List the five traits that make up "SPARC" in the article on accounting firm recruitment.

> _Selected extract_
________________
As if the pressure for accounting majors to pass the CPA exam after graduation weren’t stressful enough, students with big-firm aspirations are sweating out the recruitment process in their sophomore year of undergrad.With barely a basic level accounting course under their belts and a legally purchased beer through their lips, they are being courted by potential future employers.
“Recruiting starts younger and younger and we are extremely active on our target campuses,” said Hayes MacArthur, co-partner-in-charge of EisnerAmper’s human resources department in the firm’s Iselin office. “We start identifying candidates who demonstrate some of the traits we look for in the freshman year, and definitely by sophomore year.”
Each year, EisnerAmper recruits about 25 entry-level accountants. To be considered, students must have both a strong academic record and participate in extracurricular activities, and the firm has developed a system for identifying personal traits it believes makes for a good accountant.
“We look for future accountants that have ‘SPARC,’” MacArthur said. “That stands for savvy, passionate, approachable, resourceful and collaborative. When you think of an accountant, you don’t think of them in those terms. But the people who have been the most successful at our firm and in business, have that SPARC.”
Once a viable candidate is identified, he or she can expect more than a signing bonus, salary and benefits in a job offer from a large firm.
At Marcum LLP, a global accounting firm with offices in Roseland, new hires are offered paid enrollment in a CPA review course, reimbursement for expenses incurred to sit for the exam, plus a $2,000 bonus for passing the exam, and reimbursement for licensing fees.
Marcum started a paid sabbatical program for its employees. There is no time limit, and employees retain benefits and continue to earn a portion of their salary while they take time off for other pursuits.
Students today are savvy enough to ask for these perks, and because of the shortage of young accountants to replace retiring baby boomers, they often get them.
This leaves smaller firms with shallower pockets struggling to compete for talent.
Thomas H. Martin is managing partner of Klatzkin & Co. LLP, a Trenton-based accounting firm with nine partners and 40 accountants.
“We have good starting salaries, but we can’t always compete with the salaries and signing bonuses the big firms offer,” Martin said. “We stress that accountants are able to have a better work/life balance with a smaller firm like us. We also offer experience in all different areas of accounting. At the big firms, you are an auditor or a tax person. At our firm, young CPAs have exposure to a variety of consulting engagements and a wider variety of service within the profession.”
Martin started at Klatzkin as an intern more than 25 years ago, as did a few of his fellow partners. He said this demonstrates to the opportunities available for interns.
“We try to start our interns as early as sophomore or junior year because we know if you start too late, the big firms will gobble up all the talent,” Martin said. “They come in and sweep everybody up. So, before they do, we want to bring some talent in to see if they are a fit for us and for them to see if we are the firm they want to start, or even spend their career with.”
________________
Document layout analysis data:
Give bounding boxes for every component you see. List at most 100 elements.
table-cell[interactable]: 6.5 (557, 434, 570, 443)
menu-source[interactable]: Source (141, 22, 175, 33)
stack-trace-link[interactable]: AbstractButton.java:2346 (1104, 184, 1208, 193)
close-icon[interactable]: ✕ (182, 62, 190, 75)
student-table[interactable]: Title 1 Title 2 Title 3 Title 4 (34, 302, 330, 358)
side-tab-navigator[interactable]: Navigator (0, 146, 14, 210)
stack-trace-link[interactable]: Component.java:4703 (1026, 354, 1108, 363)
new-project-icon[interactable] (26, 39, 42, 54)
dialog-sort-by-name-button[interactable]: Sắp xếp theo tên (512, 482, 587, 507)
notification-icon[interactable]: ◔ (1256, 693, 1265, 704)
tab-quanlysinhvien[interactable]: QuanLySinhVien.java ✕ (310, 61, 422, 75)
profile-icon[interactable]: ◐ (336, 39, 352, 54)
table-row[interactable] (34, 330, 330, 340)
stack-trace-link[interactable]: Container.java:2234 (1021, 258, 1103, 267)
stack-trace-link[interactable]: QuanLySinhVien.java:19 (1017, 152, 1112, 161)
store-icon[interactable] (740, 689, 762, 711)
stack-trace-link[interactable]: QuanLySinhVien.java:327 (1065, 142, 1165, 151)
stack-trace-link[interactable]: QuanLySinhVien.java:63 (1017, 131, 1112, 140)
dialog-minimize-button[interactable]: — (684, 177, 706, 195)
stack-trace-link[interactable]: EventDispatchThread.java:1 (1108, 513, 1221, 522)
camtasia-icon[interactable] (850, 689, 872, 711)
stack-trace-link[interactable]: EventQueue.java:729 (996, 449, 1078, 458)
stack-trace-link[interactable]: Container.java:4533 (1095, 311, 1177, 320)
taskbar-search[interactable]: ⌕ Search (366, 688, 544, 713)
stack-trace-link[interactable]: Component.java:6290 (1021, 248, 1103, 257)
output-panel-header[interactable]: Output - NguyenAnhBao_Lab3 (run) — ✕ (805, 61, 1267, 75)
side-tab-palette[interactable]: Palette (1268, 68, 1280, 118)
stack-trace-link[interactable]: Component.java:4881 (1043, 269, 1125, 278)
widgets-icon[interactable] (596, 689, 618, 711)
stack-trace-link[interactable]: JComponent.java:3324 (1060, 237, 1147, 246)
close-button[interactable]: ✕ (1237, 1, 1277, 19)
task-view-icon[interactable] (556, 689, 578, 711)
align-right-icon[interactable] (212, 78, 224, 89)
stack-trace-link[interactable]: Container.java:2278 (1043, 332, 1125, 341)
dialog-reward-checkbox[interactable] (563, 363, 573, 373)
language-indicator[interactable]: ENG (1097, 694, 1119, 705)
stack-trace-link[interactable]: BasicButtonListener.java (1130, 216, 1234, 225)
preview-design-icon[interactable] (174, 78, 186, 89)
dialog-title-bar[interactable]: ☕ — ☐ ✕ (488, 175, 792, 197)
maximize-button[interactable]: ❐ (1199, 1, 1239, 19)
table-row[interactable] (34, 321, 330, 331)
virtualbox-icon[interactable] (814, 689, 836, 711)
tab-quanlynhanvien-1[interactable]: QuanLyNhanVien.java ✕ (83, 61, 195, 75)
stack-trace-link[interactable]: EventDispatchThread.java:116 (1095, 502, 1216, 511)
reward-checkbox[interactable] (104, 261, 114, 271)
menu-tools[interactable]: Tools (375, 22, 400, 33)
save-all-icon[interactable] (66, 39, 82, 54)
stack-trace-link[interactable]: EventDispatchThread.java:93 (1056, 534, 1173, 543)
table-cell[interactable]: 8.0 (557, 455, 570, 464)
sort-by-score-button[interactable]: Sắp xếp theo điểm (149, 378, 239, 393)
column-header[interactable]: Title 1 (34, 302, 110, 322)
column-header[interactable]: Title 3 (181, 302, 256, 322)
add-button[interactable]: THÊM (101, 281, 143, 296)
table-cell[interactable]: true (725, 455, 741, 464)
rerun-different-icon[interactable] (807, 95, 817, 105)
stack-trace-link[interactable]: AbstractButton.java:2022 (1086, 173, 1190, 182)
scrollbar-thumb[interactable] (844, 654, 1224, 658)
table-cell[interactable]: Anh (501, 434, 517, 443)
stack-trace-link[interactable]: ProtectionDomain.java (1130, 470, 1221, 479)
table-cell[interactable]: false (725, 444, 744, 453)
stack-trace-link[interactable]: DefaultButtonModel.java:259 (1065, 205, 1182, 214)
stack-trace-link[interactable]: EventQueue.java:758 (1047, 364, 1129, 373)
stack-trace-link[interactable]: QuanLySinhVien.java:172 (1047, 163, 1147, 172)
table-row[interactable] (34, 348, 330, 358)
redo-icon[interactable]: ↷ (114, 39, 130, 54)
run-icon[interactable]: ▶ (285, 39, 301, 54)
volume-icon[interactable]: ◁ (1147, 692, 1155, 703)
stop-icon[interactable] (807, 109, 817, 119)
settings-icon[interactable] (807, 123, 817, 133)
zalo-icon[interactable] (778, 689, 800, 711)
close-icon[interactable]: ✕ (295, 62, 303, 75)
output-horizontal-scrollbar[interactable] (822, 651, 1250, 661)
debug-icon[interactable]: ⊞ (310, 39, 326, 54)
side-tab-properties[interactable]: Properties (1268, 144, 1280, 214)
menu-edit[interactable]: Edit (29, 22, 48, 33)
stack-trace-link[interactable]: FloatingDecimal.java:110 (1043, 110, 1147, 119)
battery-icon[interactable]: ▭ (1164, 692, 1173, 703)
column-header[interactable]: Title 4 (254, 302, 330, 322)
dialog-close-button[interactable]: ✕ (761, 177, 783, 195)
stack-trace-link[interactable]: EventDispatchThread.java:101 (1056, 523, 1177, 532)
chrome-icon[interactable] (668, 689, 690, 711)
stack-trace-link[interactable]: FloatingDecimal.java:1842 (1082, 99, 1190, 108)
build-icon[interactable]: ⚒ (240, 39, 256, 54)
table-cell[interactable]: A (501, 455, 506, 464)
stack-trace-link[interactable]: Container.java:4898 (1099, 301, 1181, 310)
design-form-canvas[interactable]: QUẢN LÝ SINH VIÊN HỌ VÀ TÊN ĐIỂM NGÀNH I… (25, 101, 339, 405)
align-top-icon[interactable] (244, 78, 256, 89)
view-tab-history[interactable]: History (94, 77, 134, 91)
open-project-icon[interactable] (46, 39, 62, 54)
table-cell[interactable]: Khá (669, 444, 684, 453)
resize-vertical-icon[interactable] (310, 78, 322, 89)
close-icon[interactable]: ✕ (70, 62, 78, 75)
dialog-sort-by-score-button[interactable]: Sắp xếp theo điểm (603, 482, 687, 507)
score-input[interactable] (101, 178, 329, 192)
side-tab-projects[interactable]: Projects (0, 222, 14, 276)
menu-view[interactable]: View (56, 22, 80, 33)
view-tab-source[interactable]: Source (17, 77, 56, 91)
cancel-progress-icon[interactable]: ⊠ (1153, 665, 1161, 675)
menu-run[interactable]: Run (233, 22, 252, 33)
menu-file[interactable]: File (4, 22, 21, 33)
________________
> _Result below_
Savvy, passionate, approachable, resourceful, collaborative.